Stored records:
____

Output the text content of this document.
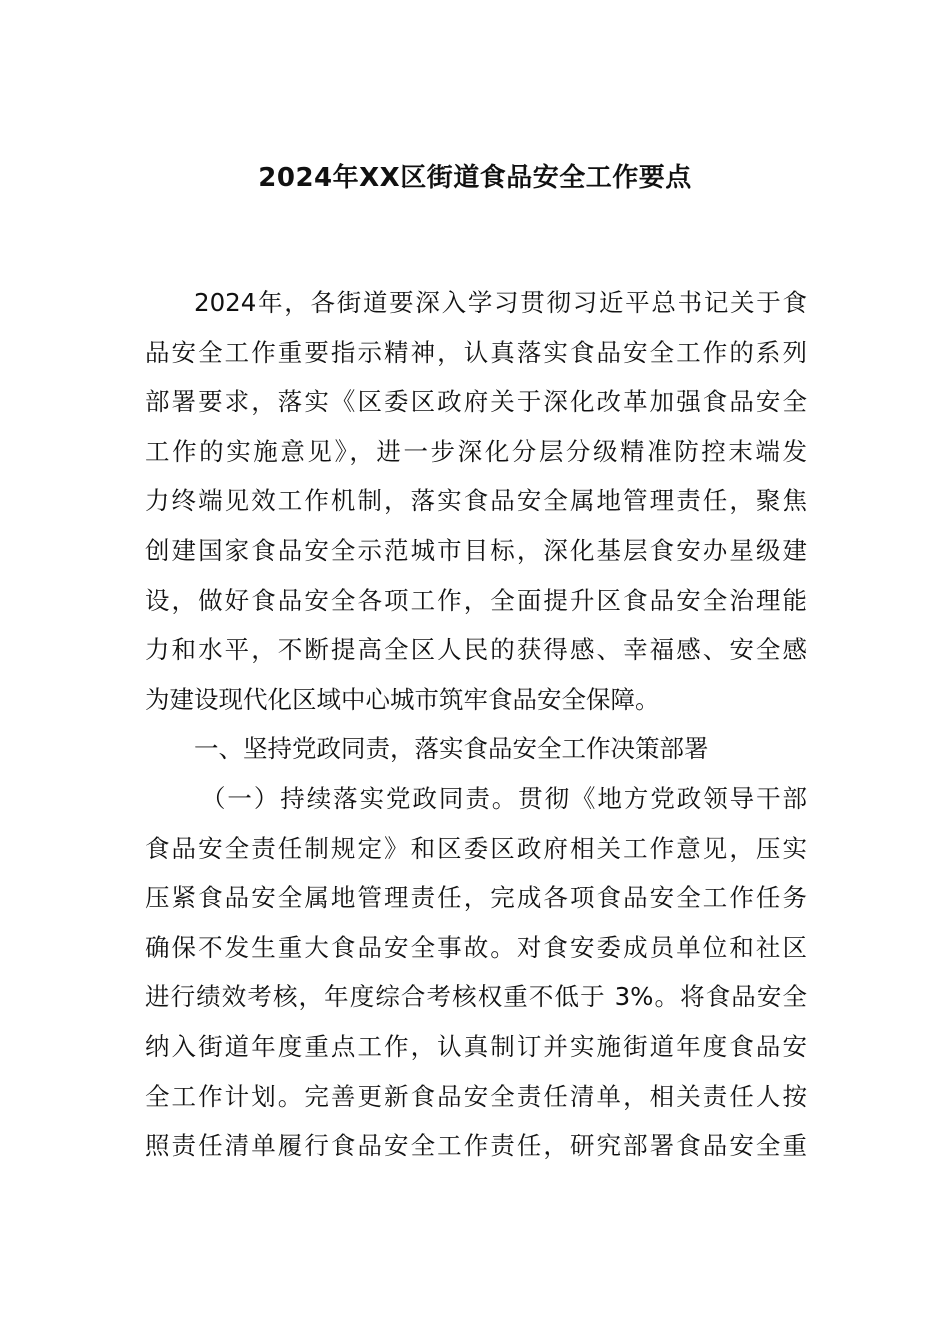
2024年XX区街道食品安全工作要点
2024年，各街道要深入学习贯彻习近平总书记关于食
品安全工作重要指示精神，认真落实食品安全工作的系列
部署要求，落实《区委区政府关于深化改革加强食品安全
工作的实施意见》，进一步深化分层分级精准防控末端发
力终端见效工作机制，落实食品安全属地管理责任，聚焦
创建国家食品安全示范城市目标，深化基层食安办星级建
设，做好食品安全各项工作，全面提升区食品安全治理能
力和水平，不断提高全区人民的获得感、幸福感、安全感
为建设现代化区域中心城市筑牢食品安全保障。
一、坚持党政同责，落实食品安全工作决策部署
（一）持续落实党政同责。贯彻《地方党政领导干部
食品安全责任制规定》和区委区政府相关工作意见，压实
压紧食品安全属地管理责任，完成各项食品安全工作任务
确保不发生重大食品安全事故。对食安委成员单位和社区
进行绩效考核，年度综合考核权重不低于 3%。将食品安全
纳入街道年度重点工作，认真制订并实施街道年度食品安
全工作计划。完善更新食品安全责任清单，相关责任人按
照责任清单履行食品安全工作责任，研究部署食品安全重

____

## SET TASK
Transcribe all entries above exactly. Drop the pictures.

## WRITTEN SOLUTION
Output the text content of this document.
2024年XX区街道食品安全工作要点
2024年，各街道要深入学习贯彻习近平总书记关于食
品安全工作重要指示精神，认真落实食品安全工作的系列
部署要求，落实《区委区政府关于深化改革加强食品安全
工作的实施意见》，进一步深化分层分级精准防控末端发
力终端见效工作机制，落实食品安全属地管理责任，聚焦
创建国家食品安全示范城市目标，深化基层食安办星级建
设，做好食品安全各项工作，全面提升区食品安全治理能
力和水平，不断提高全区人民的获得感、幸福感、安全感
为建设现代化区域中心城市筑牢食品安全保障。
一、坚持党政同责，落实食品安全工作决策部署
（一）持续落实党政同责。贯彻《地方党政领导干部
食品安全责任制规定》和区委区政府相关工作意见，压实
压紧食品安全属地管理责任，完成各项食品安全工作任务
确保不发生重大食品安全事故。对食安委成员单位和社区
进行绩效考核，年度综合考核权重不低于 3%。将食品安全
纳入街道年度重点工作，认真制订并实施街道年度食品安
全工作计划。完善更新食品安全责任清单，相关责任人按
照责任清单履行食品安全工作责任，研究部署食品安全重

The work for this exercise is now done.